# [Task details]
Leave out the pictures and repeat everything else in the records exactly.

Saved entries:
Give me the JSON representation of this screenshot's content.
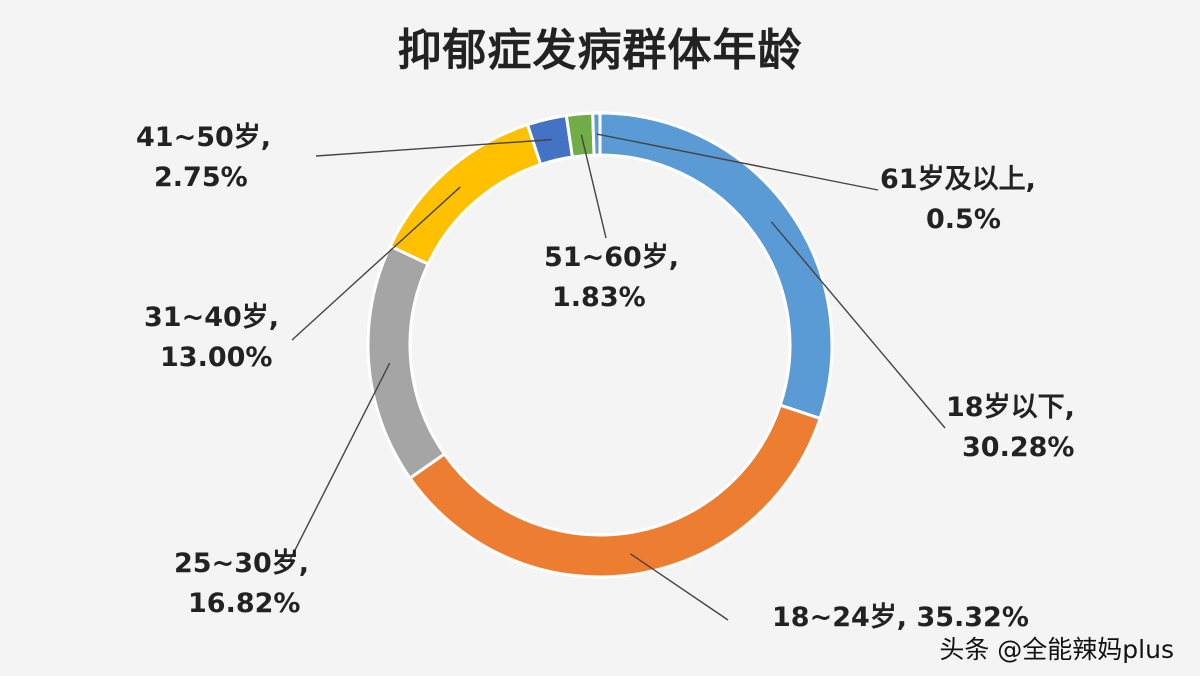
{
  "chart_data": {
    "type": "pie",
    "title": "抑郁症发病群体年龄",
    "donut": true,
    "slices": [
      {
        "label": "18岁以下,",
        "percent_text": "30.28%",
        "value": 30.28,
        "color": "#5b9bd5"
      },
      {
        "label": "18~24岁,",
        "percent_text": "35.32%",
        "value": 35.32,
        "color": "#ed7d31"
      },
      {
        "label": "25~30岁,",
        "percent_text": "16.82%",
        "value": 16.82,
        "color": "#a5a5a5"
      },
      {
        "label": "31~40岁,",
        "percent_text": "13.00%",
        "value": 13.0,
        "color": "#ffc000"
      },
      {
        "label": "41~50岁,",
        "percent_text": "2.75%",
        "value": 2.75,
        "color": "#4472c4"
      },
      {
        "label": "51~60岁,",
        "percent_text": "1.83%",
        "value": 1.83,
        "color": "#70ad47"
      },
      {
        "label": "61岁及以上,",
        "percent_text": "0.5%",
        "value": 0.5,
        "color": "#5b9bd5"
      }
    ]
  },
  "credit": "头条 @全能辣妈plus"
}
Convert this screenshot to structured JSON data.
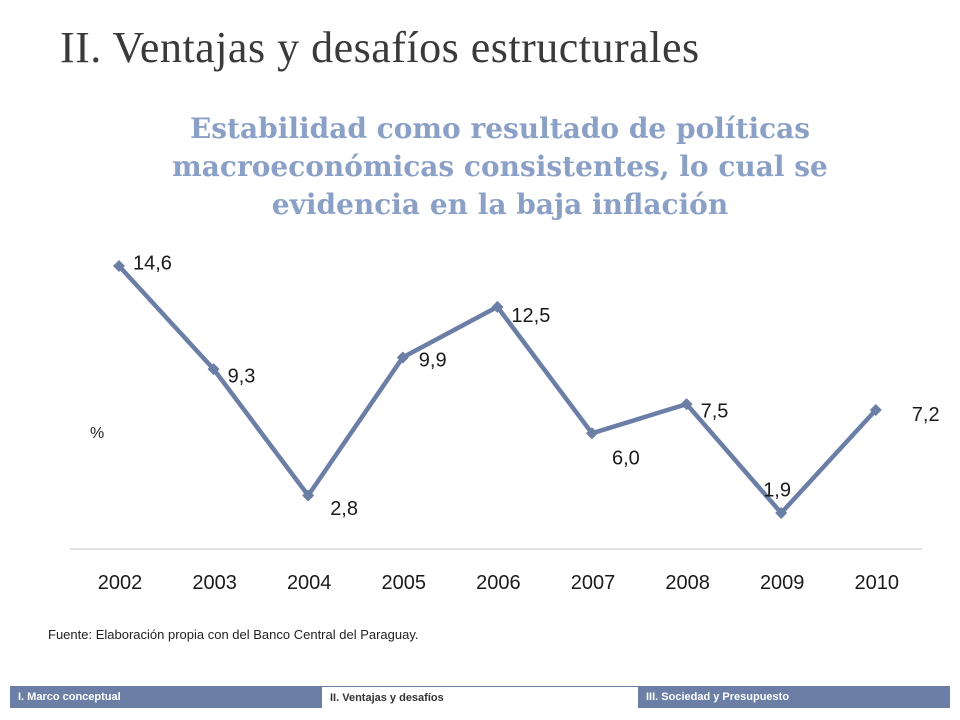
{
  "slide": {
    "title": "II. Ventajas y desafíos estructurales",
    "subtitle": "Estabilidad como resultado de políticas macroeconómicas consistentes, lo cual se evidencia en la baja inflación",
    "source": "Fuente: Elaboración propia con del Banco Central del Paraguay."
  },
  "footer": {
    "items": [
      {
        "label": "I. Marco conceptual",
        "active": false
      },
      {
        "label": "II. Ventajas y desafíos",
        "active": true
      },
      {
        "label": "III. Sociedad y Presupuesto",
        "active": false
      }
    ]
  },
  "chart_data": {
    "type": "line",
    "x": [
      "2002",
      "2003",
      "2004",
      "2005",
      "2006",
      "2007",
      "2008",
      "2009",
      "2010"
    ],
    "values": [
      14.6,
      9.3,
      2.8,
      9.9,
      12.5,
      6.0,
      7.5,
      1.9,
      7.2
    ],
    "data_labels": [
      "14,6",
      "9,3",
      "2,8",
      "9,9",
      "12,5",
      "6,0",
      "7,5",
      "1,9",
      "7,2"
    ],
    "ylabel": "%",
    "color": "#6b7ea6",
    "grid": false,
    "legend": false
  }
}
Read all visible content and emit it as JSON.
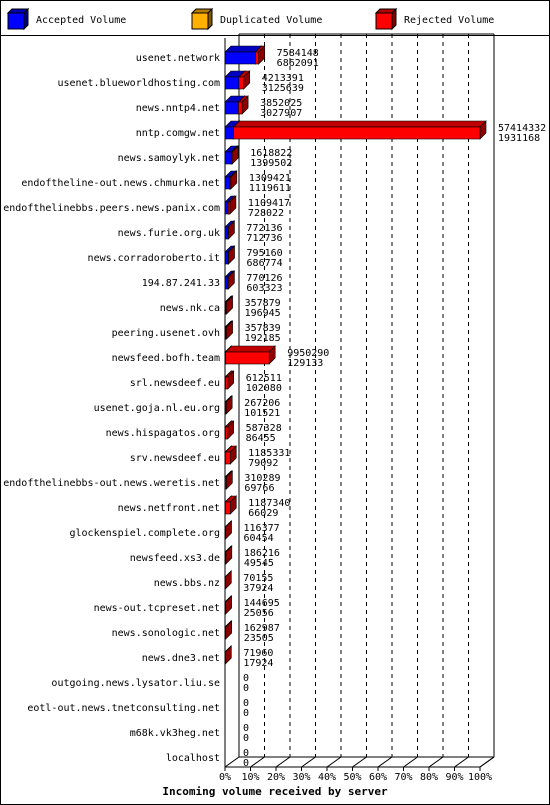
{
  "chart_data": {
    "type": "bar3d",
    "xlabel": "Incoming volume received by server",
    "legend": [
      {
        "name": "Accepted Volume",
        "color": "#0000ff"
      },
      {
        "name": "Duplicated Volume",
        "color": "#ffb000"
      },
      {
        "name": "Rejected Volume",
        "color": "#ff0000"
      }
    ],
    "categories": [
      "usenet.network",
      "usenet.blueworldhosting.com",
      "news.nntp4.net",
      "nntp.comgw.net",
      "news.samoylyk.net",
      "endoftheline-out.news.chmurka.net",
      "endofthelinebbs.peers.news.panix.com",
      "news.furie.org.uk",
      "news.corradoroberto.it",
      "194.87.241.33",
      "news.nk.ca",
      "peering.usenet.ovh",
      "newsfeed.bofh.team",
      "srl.newsdeef.eu",
      "usenet.goja.nl.eu.org",
      "news.hispagatos.org",
      "srv.newsdeef.eu",
      "endofthelinebbs-out.news.weretis.net",
      "news.netfront.net",
      "glockenspiel.complete.org",
      "newsfeed.xs3.de",
      "news.bbs.nz",
      "news-out.tcpreset.net",
      "news.sonologic.net",
      "news.dne3.net",
      "outgoing.news.lysator.liu.se",
      "eotl-out.news.tnetconsulting.net",
      "m68k.vk3heg.net",
      "localhost"
    ],
    "totals": [
      7584148,
      4213391,
      3852025,
      57414332,
      1618822,
      1309421,
      1109417,
      772136,
      795160,
      770126,
      357879,
      357839,
      9950290,
      612511,
      267206,
      587328,
      1185331,
      310289,
      1187340,
      116377,
      186216,
      70155,
      144695,
      162987,
      71960,
      0,
      0,
      0,
      0
    ],
    "accepted": [
      6862091,
      3125639,
      3027907,
      1931168,
      1399502,
      1119611,
      728022,
      712736,
      686774,
      603323,
      196945,
      192185,
      129133,
      102080,
      101521,
      86455,
      79092,
      69766,
      66029,
      60454,
      49545,
      37924,
      25056,
      23505,
      17924,
      0,
      0,
      0,
      0
    ],
    "xlim": [
      0,
      100
    ],
    "xticks": [
      {
        "value": 0,
        "label": "0%"
      },
      {
        "value": 10,
        "label": "10%"
      },
      {
        "value": 20,
        "label": "20%"
      },
      {
        "value": 30,
        "label": "30%"
      },
      {
        "value": 40,
        "label": "40%"
      },
      {
        "value": 50,
        "label": "50%"
      },
      {
        "value": 60,
        "label": "60%"
      },
      {
        "value": 70,
        "label": "70%"
      },
      {
        "value": 80,
        "label": "80%"
      },
      {
        "value": 90,
        "label": "90%"
      },
      {
        "value": 100,
        "label": "100%"
      }
    ],
    "grid": true
  }
}
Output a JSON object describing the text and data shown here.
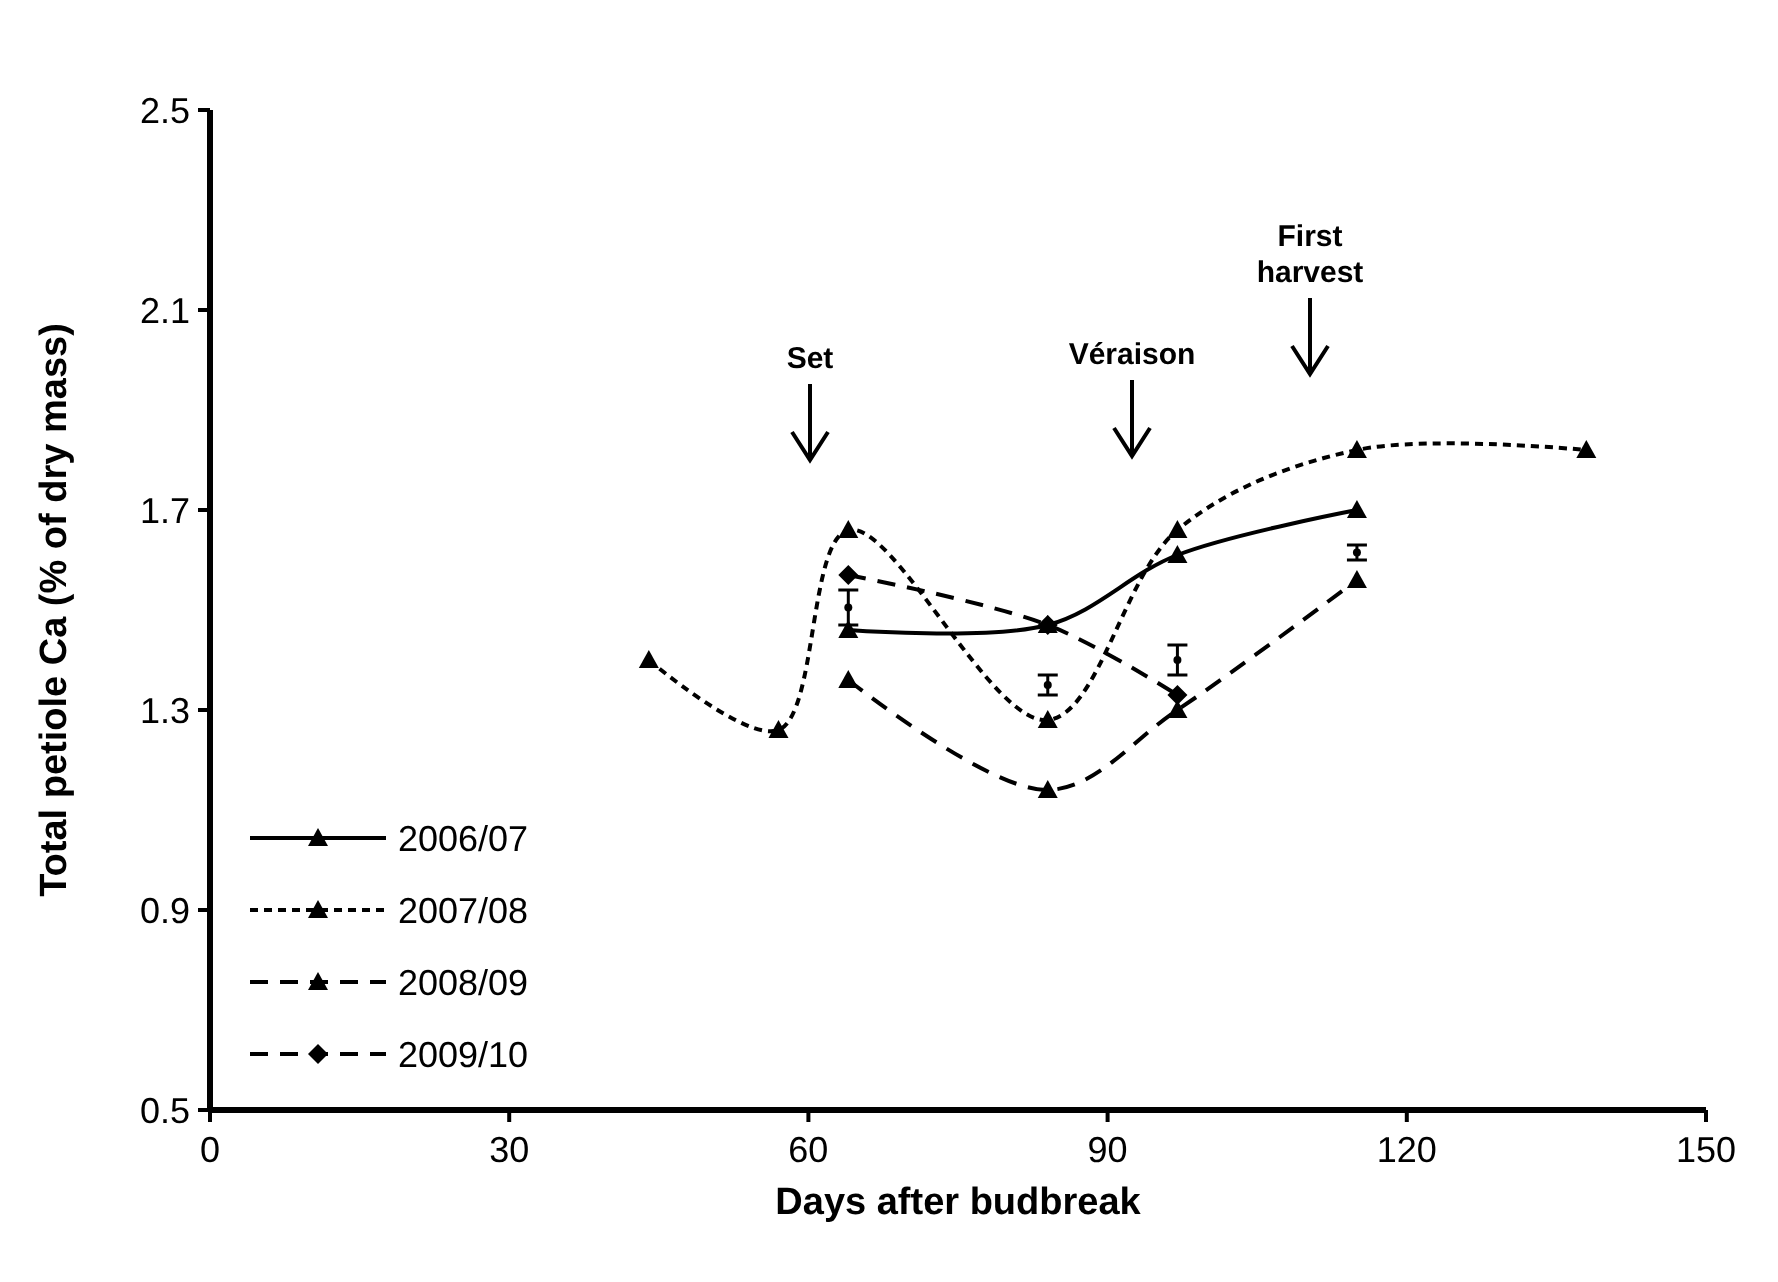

# [Solution to this problem]
Give me the JSON representation of this screenshot's content.
{
  "chart_data": {
    "type": "pie",
    "title": "抑郁症发病群体年龄",
    "donut": true,
    "slices": [
      {
        "label": "18岁以下,",
        "percent_text": "30.28%",
        "value": 30.28,
        "color": "#5b9bd5"
      },
      {
        "label": "18~24岁,",
        "percent_text": "35.32%",
        "value": 35.32,
        "color": "#ed7d31"
      },
      {
        "label": "25~30岁,",
        "percent_text": "16.82%",
        "value": 16.82,
        "color": "#a5a5a5"
      },
      {
        "label": "31~40岁,",
        "percent_text": "13.00%",
        "value": 13.0,
        "color": "#ffc000"
      },
      {
        "label": "41~50岁,",
        "percent_text": "2.75%",
        "value": 2.75,
        "color": "#4472c4"
      },
      {
        "label": "51~60岁,",
        "percent_text": "1.83%",
        "value": 1.83,
        "color": "#70ad47"
      },
      {
        "label": "61岁及以上,",
        "percent_text": "0.5%",
        "value": 0.5,
        "color": "#5b9bd5"
      }
    ]
  },
  "credit": "头条 @全能辣妈plus"
}
Convert this screenshot to structured JSON data.
{
  "slide": {
    "title": "II. Ventajas y desafíos estructurales",
    "subtitle": "Estabilidad como resultado de políticas macroeconómicas consistentes, lo cual se evidencia en la baja inflación",
    "source": "Fuente: Elaboración propia con del Banco Central del Paraguay."
  },
  "footer": {
    "items": [
      {
        "label": "I. Marco conceptual",
        "active": false
      },
      {
        "label": "II. Ventajas y desafíos",
        "active": true
      },
      {
        "label": "III. Sociedad y Presupuesto",
        "active": false
      }
    ]
  },
  "chart_data": {
    "type": "line",
    "x": [
      "2002",
      "2003",
      "2004",
      "2005",
      "2006",
      "2007",
      "2008",
      "2009",
      "2010"
    ],
    "values": [
      14.6,
      9.3,
      2.8,
      9.9,
      12.5,
      6.0,
      7.5,
      1.9,
      7.2
    ],
    "data_labels": [
      "14,6",
      "9,3",
      "2,8",
      "9,9",
      "12,5",
      "6,0",
      "7,5",
      "1,9",
      "7,2"
    ],
    "ylabel": "%",
    "color": "#6b7ea6",
    "grid": false,
    "legend": false
  }
}
Read all visible content and emit it as JSON.
{
  "chart_data": {
    "type": "bar3d",
    "xlabel": "Incoming volume received by server",
    "legend": [
      {
        "name": "Accepted Volume",
        "color": "#0000ff"
      },
      {
        "name": "Duplicated Volume",
        "color": "#ffb000"
      },
      {
        "name": "Rejected Volume",
        "color": "#ff0000"
      }
    ],
    "categories": [
      "usenet.network",
      "usenet.blueworldhosting.com",
      "news.nntp4.net",
      "nntp.comgw.net",
      "news.samoylyk.net",
      "endoftheline-out.news.chmurka.net",
      "endofthelinebbs.peers.news.panix.com",
      "news.furie.org.uk",
      "news.corradoroberto.it",
      "194.87.241.33",
      "news.nk.ca",
      "peering.usenet.ovh",
      "newsfeed.bofh.team",
      "srl.newsdeef.eu",
      "usenet.goja.nl.eu.org",
      "news.hispagatos.org",
      "srv.newsdeef.eu",
      "endofthelinebbs-out.news.weretis.net",
      "news.netfront.net",
      "glockenspiel.complete.org",
      "newsfeed.xs3.de",
      "news.bbs.nz",
      "news-out.tcpreset.net",
      "news.sonologic.net",
      "news.dne3.net",
      "outgoing.news.lysator.liu.se",
      "eotl-out.news.tnetconsulting.net",
      "m68k.vk3heg.net",
      "localhost"
    ],
    "totals": [
      7584148,
      4213391,
      3852025,
      57414332,
      1618822,
      1309421,
      1109417,
      772136,
      795160,
      770126,
      357879,
      357839,
      9950290,
      612511,
      267206,
      587328,
      1185331,
      310289,
      1187340,
      116377,
      186216,
      70155,
      144695,
      162987,
      71960,
      0,
      0,
      0,
      0
    ],
    "accepted": [
      6862091,
      3125639,
      3027907,
      1931168,
      1399502,
      1119611,
      728022,
      712736,
      686774,
      603323,
      196945,
      192185,
      129133,
      102080,
      101521,
      86455,
      79092,
      69766,
      66029,
      60454,
      49545,
      37924,
      25056,
      23505,
      17924,
      0,
      0,
      0,
      0
    ],
    "xlim": [
      0,
      100
    ],
    "xticks": [
      {
        "value": 0,
        "label": "0%"
      },
      {
        "value": 10,
        "label": "10%"
      },
      {
        "value": 20,
        "label": "20%"
      },
      {
        "value": 30,
        "label": "30%"
      },
      {
        "value": 40,
        "label": "40%"
      },
      {
        "value": 50,
        "label": "50%"
      },
      {
        "value": 60,
        "label": "60%"
      },
      {
        "value": 70,
        "label": "70%"
      },
      {
        "value": 80,
        "label": "80%"
      },
      {
        "value": 90,
        "label": "90%"
      },
      {
        "value": 100,
        "label": "100%"
      }
    ],
    "grid": true
  }
}
Output a JSON object describing the text and data shown here.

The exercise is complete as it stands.